__Dataset records__:
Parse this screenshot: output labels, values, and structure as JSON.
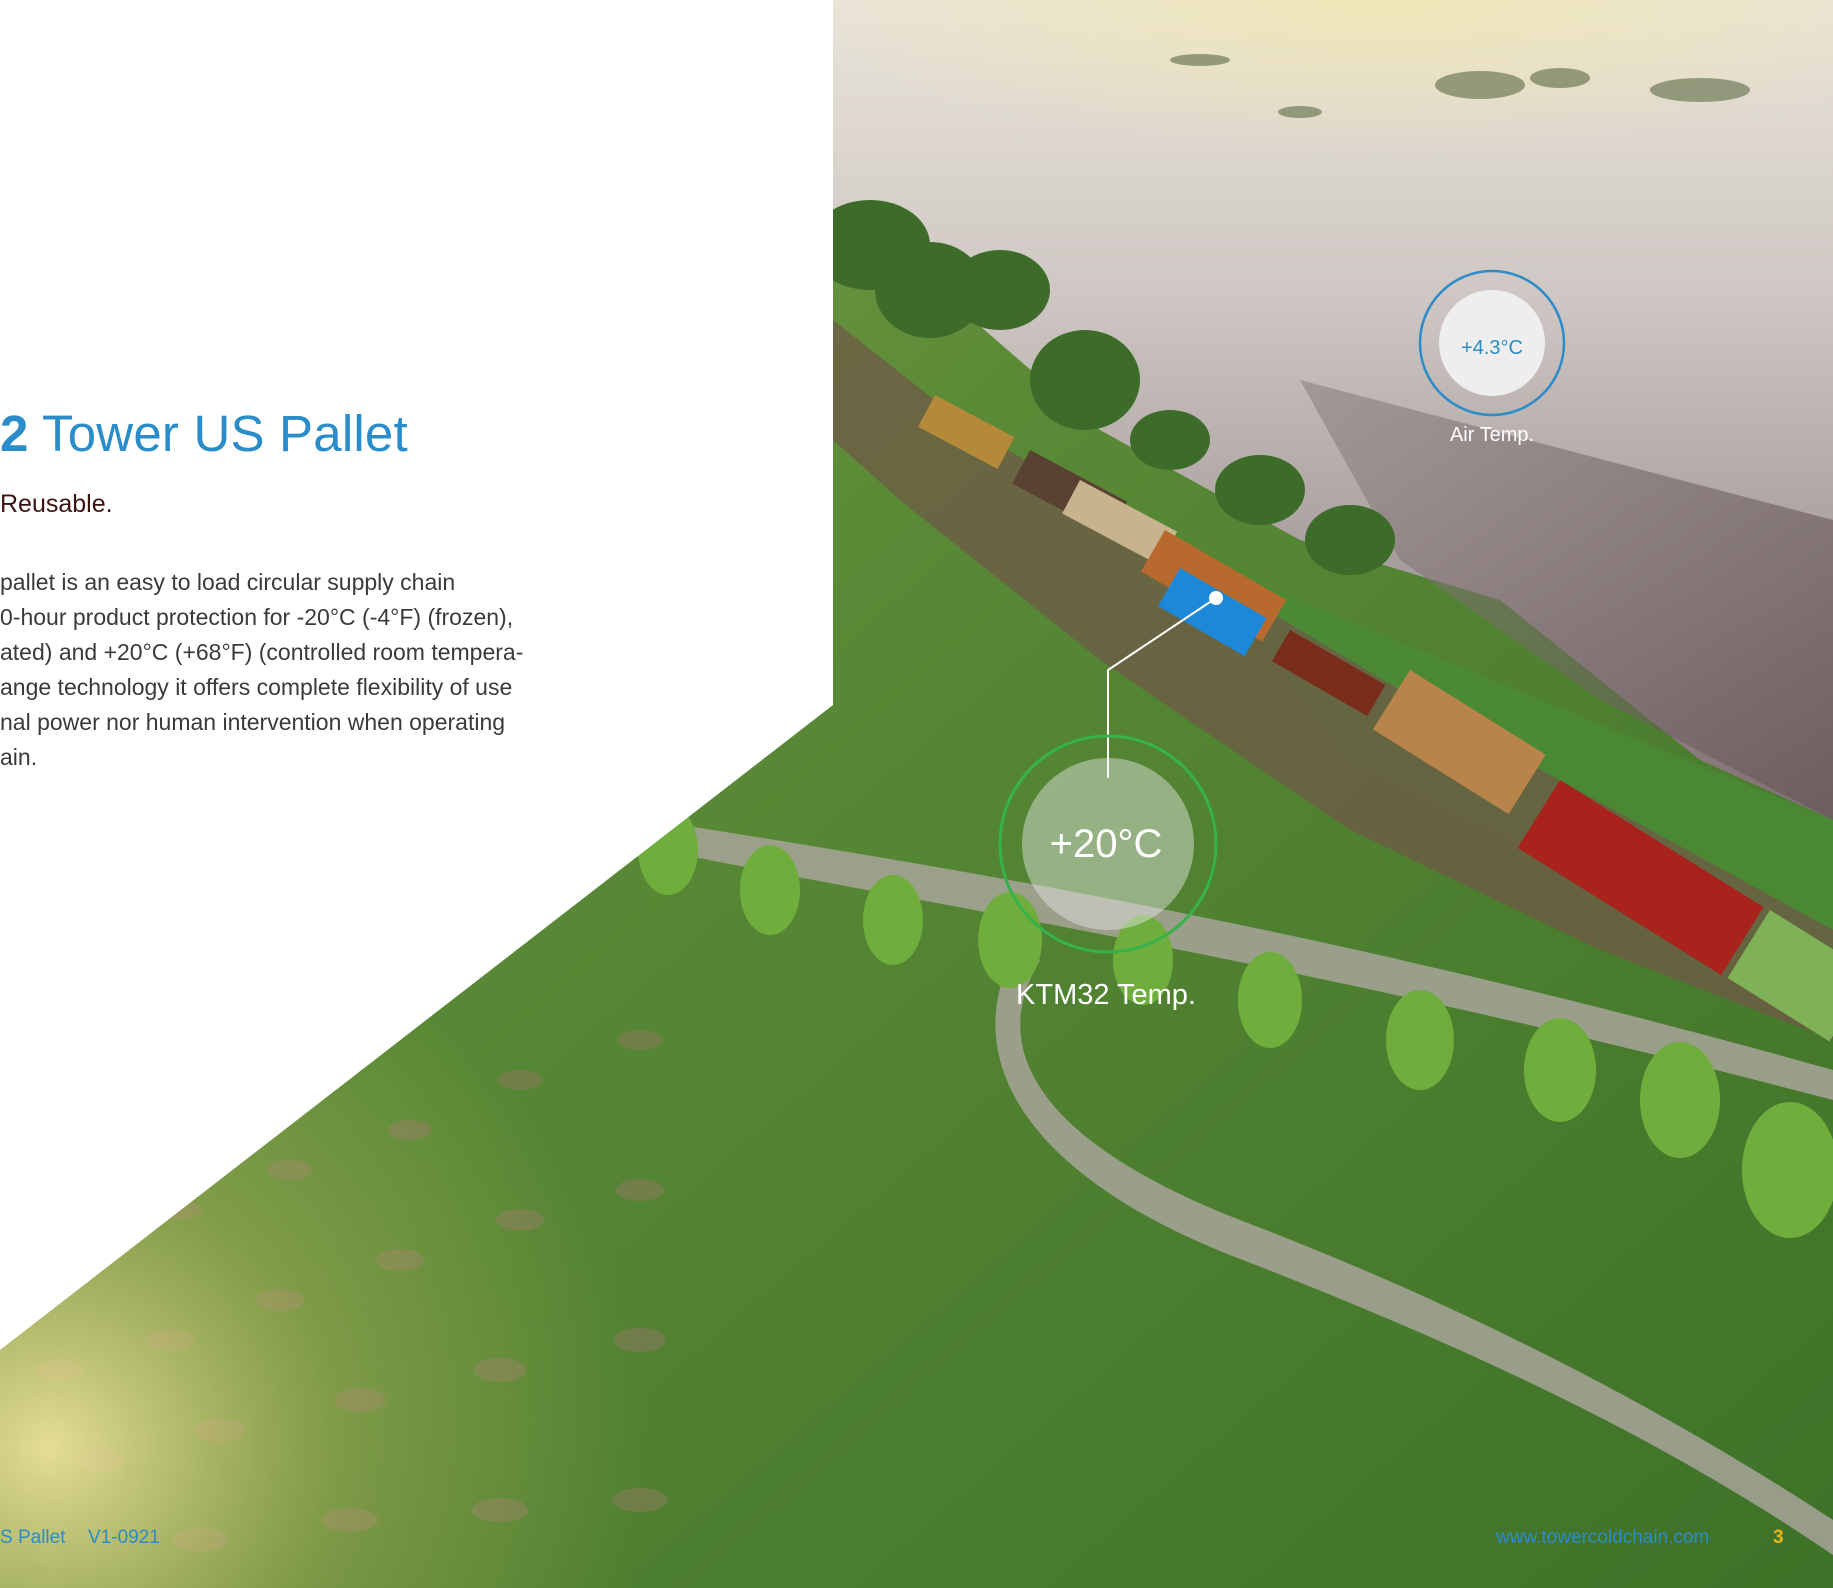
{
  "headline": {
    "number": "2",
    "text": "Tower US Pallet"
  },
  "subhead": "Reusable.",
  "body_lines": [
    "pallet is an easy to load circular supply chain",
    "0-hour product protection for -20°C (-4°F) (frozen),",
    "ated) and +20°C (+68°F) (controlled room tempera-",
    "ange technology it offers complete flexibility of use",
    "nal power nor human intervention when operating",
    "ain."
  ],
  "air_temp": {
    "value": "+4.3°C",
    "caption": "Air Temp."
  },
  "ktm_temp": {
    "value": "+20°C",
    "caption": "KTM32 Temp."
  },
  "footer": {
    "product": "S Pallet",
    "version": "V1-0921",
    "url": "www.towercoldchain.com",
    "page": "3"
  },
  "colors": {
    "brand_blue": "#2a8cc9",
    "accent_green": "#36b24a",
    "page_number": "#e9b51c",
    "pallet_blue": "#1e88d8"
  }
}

__Problem details__: Reproduce all of the data exactly; the pictures do not belong in the copy.

__Written solution__:
Parse this screenshot: output labels, values, and structure as JSON.
{
  "headline": {
    "number": "2",
    "text": "Tower US Pallet"
  },
  "subhead": "Reusable.",
  "body_lines": [
    "pallet is an easy to load circular supply chain",
    "0-hour product protection for -20°C (-4°F) (frozen),",
    "ated) and +20°C (+68°F) (controlled room tempera-",
    "ange technology it offers complete flexibility of use",
    "nal power nor human intervention when operating",
    "ain."
  ],
  "air_temp": {
    "value": "+4.3°C",
    "caption": "Air Temp."
  },
  "ktm_temp": {
    "value": "+20°C",
    "caption": "KTM32 Temp."
  },
  "footer": {
    "product": "S Pallet",
    "version": "V1-0921",
    "url": "www.towercoldchain.com",
    "page": "3"
  },
  "colors": {
    "brand_blue": "#2a8cc9",
    "accent_green": "#36b24a",
    "page_number": "#e9b51c",
    "pallet_blue": "#1e88d8"
  }
}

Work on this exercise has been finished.